* Exercise goal *
The records that follow must be repeated verbatim, every one of them.

Stored items from a collection
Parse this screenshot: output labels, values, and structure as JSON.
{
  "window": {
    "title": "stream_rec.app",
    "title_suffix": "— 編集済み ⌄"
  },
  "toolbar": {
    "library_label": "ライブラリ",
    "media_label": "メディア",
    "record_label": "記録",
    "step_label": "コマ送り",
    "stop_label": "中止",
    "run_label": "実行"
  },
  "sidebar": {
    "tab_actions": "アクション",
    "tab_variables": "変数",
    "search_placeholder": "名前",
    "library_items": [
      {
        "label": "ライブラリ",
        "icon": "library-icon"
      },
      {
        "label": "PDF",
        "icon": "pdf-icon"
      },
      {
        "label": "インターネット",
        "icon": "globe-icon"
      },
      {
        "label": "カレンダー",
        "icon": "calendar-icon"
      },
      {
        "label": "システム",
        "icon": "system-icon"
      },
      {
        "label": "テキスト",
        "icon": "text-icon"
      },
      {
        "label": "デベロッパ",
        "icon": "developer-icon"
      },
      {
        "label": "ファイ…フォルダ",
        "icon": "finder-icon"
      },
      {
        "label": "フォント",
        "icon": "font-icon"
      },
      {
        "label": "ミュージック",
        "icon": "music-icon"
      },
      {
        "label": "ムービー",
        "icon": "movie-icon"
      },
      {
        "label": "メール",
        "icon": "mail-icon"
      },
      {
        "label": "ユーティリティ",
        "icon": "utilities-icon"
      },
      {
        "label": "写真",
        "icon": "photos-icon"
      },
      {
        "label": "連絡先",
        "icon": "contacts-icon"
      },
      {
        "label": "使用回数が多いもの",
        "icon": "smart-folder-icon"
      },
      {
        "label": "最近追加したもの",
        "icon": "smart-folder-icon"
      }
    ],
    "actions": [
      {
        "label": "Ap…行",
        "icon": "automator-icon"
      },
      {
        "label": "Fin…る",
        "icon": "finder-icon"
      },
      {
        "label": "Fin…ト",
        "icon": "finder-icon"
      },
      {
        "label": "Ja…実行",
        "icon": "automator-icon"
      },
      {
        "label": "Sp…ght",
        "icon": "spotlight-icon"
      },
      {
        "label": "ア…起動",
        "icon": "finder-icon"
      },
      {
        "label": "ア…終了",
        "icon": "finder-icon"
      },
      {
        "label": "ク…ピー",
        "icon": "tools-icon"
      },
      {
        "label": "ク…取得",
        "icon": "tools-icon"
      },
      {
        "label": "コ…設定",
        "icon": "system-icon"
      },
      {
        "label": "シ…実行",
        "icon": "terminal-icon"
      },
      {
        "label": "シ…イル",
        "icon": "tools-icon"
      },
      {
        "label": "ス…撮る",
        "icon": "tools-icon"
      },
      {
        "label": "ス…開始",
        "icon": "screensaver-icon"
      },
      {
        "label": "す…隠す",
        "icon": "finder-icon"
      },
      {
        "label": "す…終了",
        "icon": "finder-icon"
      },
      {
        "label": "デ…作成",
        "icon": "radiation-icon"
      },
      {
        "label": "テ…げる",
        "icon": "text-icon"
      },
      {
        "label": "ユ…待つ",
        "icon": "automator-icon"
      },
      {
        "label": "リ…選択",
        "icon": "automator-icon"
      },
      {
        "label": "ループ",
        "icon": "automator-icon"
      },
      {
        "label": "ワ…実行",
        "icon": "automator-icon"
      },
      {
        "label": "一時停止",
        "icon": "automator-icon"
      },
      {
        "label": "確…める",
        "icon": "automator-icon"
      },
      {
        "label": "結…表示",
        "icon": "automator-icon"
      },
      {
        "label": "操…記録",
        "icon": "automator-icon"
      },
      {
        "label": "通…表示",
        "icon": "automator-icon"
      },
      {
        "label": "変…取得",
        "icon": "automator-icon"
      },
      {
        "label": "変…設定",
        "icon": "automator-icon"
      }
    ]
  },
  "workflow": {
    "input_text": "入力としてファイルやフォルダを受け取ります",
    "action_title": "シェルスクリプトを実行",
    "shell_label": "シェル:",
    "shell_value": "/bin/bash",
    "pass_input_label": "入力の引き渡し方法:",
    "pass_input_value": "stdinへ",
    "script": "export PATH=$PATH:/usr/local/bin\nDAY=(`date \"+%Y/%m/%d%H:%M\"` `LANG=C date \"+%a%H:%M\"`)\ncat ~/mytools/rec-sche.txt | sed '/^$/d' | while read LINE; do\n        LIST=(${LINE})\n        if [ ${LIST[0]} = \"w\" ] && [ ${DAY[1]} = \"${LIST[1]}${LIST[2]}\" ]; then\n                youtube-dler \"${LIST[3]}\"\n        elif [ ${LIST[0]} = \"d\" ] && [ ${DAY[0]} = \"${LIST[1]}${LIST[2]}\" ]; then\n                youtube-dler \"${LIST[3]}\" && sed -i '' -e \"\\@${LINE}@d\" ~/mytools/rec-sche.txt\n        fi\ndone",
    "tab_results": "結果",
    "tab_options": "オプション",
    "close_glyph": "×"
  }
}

* Result *
Parse this screenshot: output labels, values, and structure as JSON.
{
  "window": {
    "title": "stream_rec.app",
    "title_suffix": "— 編集済み ⌄"
  },
  "toolbar": {
    "library_label": "ライブラリ",
    "media_label": "メディア",
    "record_label": "記録",
    "step_label": "コマ送り",
    "stop_label": "中止",
    "run_label": "実行"
  },
  "sidebar": {
    "tab_actions": "アクション",
    "tab_variables": "変数",
    "search_placeholder": "名前",
    "library_items": [
      {
        "label": "ライブラリ",
        "icon": "library-icon"
      },
      {
        "label": "PDF",
        "icon": "pdf-icon"
      },
      {
        "label": "インターネット",
        "icon": "globe-icon"
      },
      {
        "label": "カレンダー",
        "icon": "calendar-icon"
      },
      {
        "label": "システム",
        "icon": "system-icon"
      },
      {
        "label": "テキスト",
        "icon": "text-icon"
      },
      {
        "label": "デベロッパ",
        "icon": "developer-icon"
      },
      {
        "label": "ファイ…フォルダ",
        "icon": "finder-icon"
      },
      {
        "label": "フォント",
        "icon": "font-icon"
      },
      {
        "label": "ミュージック",
        "icon": "music-icon"
      },
      {
        "label": "ムービー",
        "icon": "movie-icon"
      },
      {
        "label": "メール",
        "icon": "mail-icon"
      },
      {
        "label": "ユーティリティ",
        "icon": "utilities-icon"
      },
      {
        "label": "写真",
        "icon": "photos-icon"
      },
      {
        "label": "連絡先",
        "icon": "contacts-icon"
      },
      {
        "label": "使用回数が多いもの",
        "icon": "smart-folder-icon"
      },
      {
        "label": "最近追加したもの",
        "icon": "smart-folder-icon"
      }
    ],
    "actions": [
      {
        "label": "Ap…行",
        "icon": "automator-icon"
      },
      {
        "label": "Fin…る",
        "icon": "finder-icon"
      },
      {
        "label": "Fin…ト",
        "icon": "finder-icon"
      },
      {
        "label": "Ja…実行",
        "icon": "automator-icon"
      },
      {
        "label": "Sp…ght",
        "icon": "spotlight-icon"
      },
      {
        "label": "ア…起動",
        "icon": "finder-icon"
      },
      {
        "label": "ア…終了",
        "icon": "finder-icon"
      },
      {
        "label": "ク…ピー",
        "icon": "tools-icon"
      },
      {
        "label": "ク…取得",
        "icon": "tools-icon"
      },
      {
        "label": "コ…設定",
        "icon": "system-icon"
      },
      {
        "label": "シ…実行",
        "icon": "terminal-icon"
      },
      {
        "label": "シ…イル",
        "icon": "tools-icon"
      },
      {
        "label": "ス…撮る",
        "icon": "tools-icon"
      },
      {
        "label": "ス…開始",
        "icon": "screensaver-icon"
      },
      {
        "label": "す…隠す",
        "icon": "finder-icon"
      },
      {
        "label": "す…終了",
        "icon": "finder-icon"
      },
      {
        "label": "デ…作成",
        "icon": "radiation-icon"
      },
      {
        "label": "テ…げる",
        "icon": "text-icon"
      },
      {
        "label": "ユ…待つ",
        "icon": "automator-icon"
      },
      {
        "label": "リ…選択",
        "icon": "automator-icon"
      },
      {
        "label": "ループ",
        "icon": "automator-icon"
      },
      {
        "label": "ワ…実行",
        "icon": "automator-icon"
      },
      {
        "label": "一時停止",
        "icon": "automator-icon"
      },
      {
        "label": "確…める",
        "icon": "automator-icon"
      },
      {
        "label": "結…表示",
        "icon": "automator-icon"
      },
      {
        "label": "操…記録",
        "icon": "automator-icon"
      },
      {
        "label": "通…表示",
        "icon": "automator-icon"
      },
      {
        "label": "変…取得",
        "icon": "automator-icon"
      },
      {
        "label": "変…設定",
        "icon": "automator-icon"
      }
    ]
  },
  "workflow": {
    "input_text": "入力としてファイルやフォルダを受け取ります",
    "action_title": "シェルスクリプトを実行",
    "shell_label": "シェル:",
    "shell_value": "/bin/bash",
    "pass_input_label": "入力の引き渡し方法:",
    "pass_input_value": "stdinへ",
    "script": "export PATH=$PATH:/usr/local/bin\nDAY=(`date \"+%Y/%m/%d%H:%M\"` `LANG=C date \"+%a%H:%M\"`)\ncat ~/mytools/rec-sche.txt | sed '/^$/d' | while read LINE; do\n        LIST=(${LINE})\n        if [ ${LIST[0]} = \"w\" ] && [ ${DAY[1]} = \"${LIST[1]}${LIST[2]}\" ]; then\n                youtube-dler \"${LIST[3]}\"\n        elif [ ${LIST[0]} = \"d\" ] && [ ${DAY[0]} = \"${LIST[1]}${LIST[2]}\" ]; then\n                youtube-dler \"${LIST[3]}\" && sed -i '' -e \"\\@${LINE}@d\" ~/mytools/rec-sche.txt\n        fi\ndone",
    "tab_results": "結果",
    "tab_options": "オプション",
    "close_glyph": "×"
  }
}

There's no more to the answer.